** start of Records for the exercise **
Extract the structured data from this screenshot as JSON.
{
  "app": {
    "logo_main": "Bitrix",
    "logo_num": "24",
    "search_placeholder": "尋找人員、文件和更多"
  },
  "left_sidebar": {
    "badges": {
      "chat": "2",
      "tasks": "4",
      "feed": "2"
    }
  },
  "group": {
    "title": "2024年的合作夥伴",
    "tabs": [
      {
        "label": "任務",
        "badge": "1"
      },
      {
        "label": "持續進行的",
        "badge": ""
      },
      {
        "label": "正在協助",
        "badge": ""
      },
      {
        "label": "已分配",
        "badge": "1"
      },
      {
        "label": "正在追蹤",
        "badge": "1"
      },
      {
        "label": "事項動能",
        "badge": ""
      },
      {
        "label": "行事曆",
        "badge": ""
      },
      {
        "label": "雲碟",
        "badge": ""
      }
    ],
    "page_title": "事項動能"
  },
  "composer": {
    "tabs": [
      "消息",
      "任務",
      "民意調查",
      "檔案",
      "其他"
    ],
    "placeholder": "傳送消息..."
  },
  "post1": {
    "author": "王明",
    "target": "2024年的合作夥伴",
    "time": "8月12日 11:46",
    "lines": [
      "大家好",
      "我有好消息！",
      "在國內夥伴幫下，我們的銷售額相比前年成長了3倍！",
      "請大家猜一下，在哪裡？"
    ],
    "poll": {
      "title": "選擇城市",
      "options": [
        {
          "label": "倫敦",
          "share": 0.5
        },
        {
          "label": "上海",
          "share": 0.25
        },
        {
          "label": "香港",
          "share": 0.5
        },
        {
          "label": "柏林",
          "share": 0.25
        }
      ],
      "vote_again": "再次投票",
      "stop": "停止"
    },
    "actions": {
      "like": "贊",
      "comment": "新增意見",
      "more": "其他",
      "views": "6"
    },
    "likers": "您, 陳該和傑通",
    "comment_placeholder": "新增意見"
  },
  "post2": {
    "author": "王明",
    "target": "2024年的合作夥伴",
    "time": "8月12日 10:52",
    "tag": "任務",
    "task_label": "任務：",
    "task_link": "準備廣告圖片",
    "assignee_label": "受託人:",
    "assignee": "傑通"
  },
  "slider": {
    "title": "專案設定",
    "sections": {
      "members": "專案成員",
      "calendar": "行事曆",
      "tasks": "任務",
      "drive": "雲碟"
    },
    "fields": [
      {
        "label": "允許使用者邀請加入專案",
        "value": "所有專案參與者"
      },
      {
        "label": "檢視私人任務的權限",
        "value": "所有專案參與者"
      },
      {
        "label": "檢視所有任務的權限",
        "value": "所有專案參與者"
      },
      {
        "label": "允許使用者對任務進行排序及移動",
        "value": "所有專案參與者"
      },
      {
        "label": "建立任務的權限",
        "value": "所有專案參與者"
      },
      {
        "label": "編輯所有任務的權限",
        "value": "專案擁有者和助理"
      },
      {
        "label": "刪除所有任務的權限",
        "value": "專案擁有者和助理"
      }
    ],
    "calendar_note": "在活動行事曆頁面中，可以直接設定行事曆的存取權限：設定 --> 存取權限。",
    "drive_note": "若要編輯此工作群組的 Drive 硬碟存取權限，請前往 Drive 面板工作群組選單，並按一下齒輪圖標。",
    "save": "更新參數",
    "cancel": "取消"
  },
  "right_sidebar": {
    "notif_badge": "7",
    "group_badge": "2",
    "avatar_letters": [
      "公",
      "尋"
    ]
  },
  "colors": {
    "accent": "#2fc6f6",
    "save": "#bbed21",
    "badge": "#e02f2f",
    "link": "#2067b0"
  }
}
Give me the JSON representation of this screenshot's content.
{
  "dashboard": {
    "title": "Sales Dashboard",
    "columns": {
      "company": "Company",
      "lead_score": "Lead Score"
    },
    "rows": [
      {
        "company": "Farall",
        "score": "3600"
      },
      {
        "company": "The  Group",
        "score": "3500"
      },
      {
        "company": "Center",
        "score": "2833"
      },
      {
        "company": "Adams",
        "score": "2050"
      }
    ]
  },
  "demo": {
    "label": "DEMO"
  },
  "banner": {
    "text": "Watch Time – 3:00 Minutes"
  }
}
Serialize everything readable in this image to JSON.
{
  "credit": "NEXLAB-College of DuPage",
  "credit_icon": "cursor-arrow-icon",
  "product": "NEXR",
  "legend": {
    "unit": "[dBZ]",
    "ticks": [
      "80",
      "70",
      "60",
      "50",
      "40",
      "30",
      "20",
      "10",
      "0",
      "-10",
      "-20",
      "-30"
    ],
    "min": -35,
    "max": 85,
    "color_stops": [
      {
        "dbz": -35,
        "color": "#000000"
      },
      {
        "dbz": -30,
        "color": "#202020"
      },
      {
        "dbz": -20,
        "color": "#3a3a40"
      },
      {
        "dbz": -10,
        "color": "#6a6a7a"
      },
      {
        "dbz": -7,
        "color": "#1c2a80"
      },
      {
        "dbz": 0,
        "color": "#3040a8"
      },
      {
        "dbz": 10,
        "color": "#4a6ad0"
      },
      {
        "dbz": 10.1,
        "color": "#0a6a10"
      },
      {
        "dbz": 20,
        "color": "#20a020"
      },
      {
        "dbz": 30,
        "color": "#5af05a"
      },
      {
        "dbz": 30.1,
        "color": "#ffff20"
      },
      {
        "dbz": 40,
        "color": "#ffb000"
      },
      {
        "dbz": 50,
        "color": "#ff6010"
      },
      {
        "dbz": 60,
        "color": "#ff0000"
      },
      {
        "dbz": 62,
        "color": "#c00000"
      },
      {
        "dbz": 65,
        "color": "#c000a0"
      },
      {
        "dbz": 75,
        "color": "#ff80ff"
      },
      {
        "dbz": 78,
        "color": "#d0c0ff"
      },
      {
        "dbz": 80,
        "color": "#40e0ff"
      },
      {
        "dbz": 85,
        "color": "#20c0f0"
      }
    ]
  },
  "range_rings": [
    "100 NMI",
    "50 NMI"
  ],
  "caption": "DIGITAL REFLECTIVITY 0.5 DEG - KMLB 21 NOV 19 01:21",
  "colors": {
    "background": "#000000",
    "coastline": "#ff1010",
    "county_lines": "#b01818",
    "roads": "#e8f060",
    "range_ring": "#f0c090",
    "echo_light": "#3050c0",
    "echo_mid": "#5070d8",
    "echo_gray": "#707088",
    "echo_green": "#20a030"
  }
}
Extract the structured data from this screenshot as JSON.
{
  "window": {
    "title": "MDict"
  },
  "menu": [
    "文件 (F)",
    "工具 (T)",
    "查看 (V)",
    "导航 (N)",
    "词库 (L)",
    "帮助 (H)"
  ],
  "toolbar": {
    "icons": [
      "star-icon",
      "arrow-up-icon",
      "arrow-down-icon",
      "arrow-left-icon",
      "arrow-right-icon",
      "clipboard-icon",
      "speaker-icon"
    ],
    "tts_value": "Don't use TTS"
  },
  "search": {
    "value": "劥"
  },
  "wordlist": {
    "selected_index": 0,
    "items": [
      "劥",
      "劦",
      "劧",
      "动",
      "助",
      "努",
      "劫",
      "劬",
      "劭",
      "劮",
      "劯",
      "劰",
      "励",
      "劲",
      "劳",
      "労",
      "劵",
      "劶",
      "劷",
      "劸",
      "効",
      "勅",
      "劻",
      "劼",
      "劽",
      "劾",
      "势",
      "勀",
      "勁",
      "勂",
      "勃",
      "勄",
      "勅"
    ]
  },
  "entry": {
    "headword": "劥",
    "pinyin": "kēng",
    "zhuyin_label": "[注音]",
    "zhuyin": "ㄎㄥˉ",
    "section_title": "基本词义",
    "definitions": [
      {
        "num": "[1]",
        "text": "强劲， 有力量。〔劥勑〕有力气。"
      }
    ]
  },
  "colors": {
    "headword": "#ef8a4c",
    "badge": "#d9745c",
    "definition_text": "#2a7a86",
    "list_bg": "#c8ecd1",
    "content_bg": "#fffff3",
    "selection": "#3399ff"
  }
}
** end of Records for the exercise **
Problem details: Go through the records and gather the lines that hold "this".

Finished task:
Extract the structured data from this screenshot as JSON.
Give me the JSON representation of this screenshot's content.
Serialize everything readable in this image to JSON.
Extract the structured data from this screenshot as JSON.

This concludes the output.